— BEGIN —
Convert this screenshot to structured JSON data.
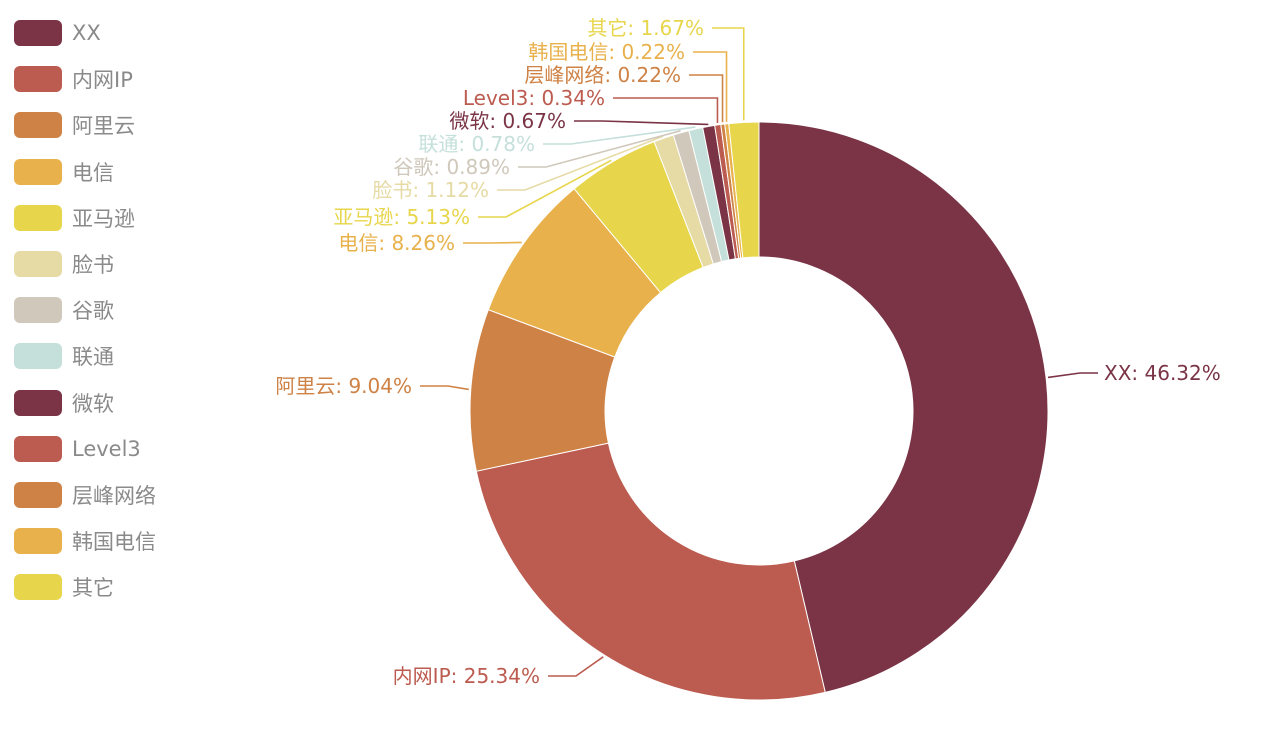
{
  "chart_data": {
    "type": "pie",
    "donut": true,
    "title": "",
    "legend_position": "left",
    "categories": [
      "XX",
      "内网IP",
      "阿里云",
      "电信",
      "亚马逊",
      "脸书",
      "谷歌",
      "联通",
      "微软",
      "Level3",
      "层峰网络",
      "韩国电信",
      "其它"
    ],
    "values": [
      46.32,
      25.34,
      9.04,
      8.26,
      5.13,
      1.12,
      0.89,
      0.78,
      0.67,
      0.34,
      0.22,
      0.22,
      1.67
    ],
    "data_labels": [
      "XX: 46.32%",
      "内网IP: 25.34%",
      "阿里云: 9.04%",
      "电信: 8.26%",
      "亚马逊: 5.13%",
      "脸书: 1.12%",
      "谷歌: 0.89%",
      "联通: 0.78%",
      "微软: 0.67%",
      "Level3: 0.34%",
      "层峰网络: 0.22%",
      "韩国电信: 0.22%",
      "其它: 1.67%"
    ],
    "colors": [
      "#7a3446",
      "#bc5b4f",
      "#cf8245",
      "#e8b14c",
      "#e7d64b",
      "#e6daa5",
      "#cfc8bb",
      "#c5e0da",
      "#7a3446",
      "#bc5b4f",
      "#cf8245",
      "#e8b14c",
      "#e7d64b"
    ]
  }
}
— END —
## Exercise requirements
Extract all the data above exactly, excluding every picture.

## Exercise response
Convert this screenshot to structured JSON data.
{
  "chart_data": {
    "type": "pie",
    "donut": true,
    "title": "",
    "legend_position": "left",
    "categories": [
      "XX",
      "内网IP",
      "阿里云",
      "电信",
      "亚马逊",
      "脸书",
      "谷歌",
      "联通",
      "微软",
      "Level3",
      "层峰网络",
      "韩国电信",
      "其它"
    ],
    "values": [
      46.32,
      25.34,
      9.04,
      8.26,
      5.13,
      1.12,
      0.89,
      0.78,
      0.67,
      0.34,
      0.22,
      0.22,
      1.67
    ],
    "data_labels": [
      "XX: 46.32%",
      "内网IP: 25.34%",
      "阿里云: 9.04%",
      "电信: 8.26%",
      "亚马逊: 5.13%",
      "脸书: 1.12%",
      "谷歌: 0.89%",
      "联通: 0.78%",
      "微软: 0.67%",
      "Level3: 0.34%",
      "层峰网络: 0.22%",
      "韩国电信: 0.22%",
      "其它: 1.67%"
    ],
    "colors": [
      "#7a3446",
      "#bc5b4f",
      "#cf8245",
      "#e8b14c",
      "#e7d64b",
      "#e6daa5",
      "#cfc8bb",
      "#c5e0da",
      "#7a3446",
      "#bc5b4f",
      "#cf8245",
      "#e8b14c",
      "#e7d64b"
    ]
  }
}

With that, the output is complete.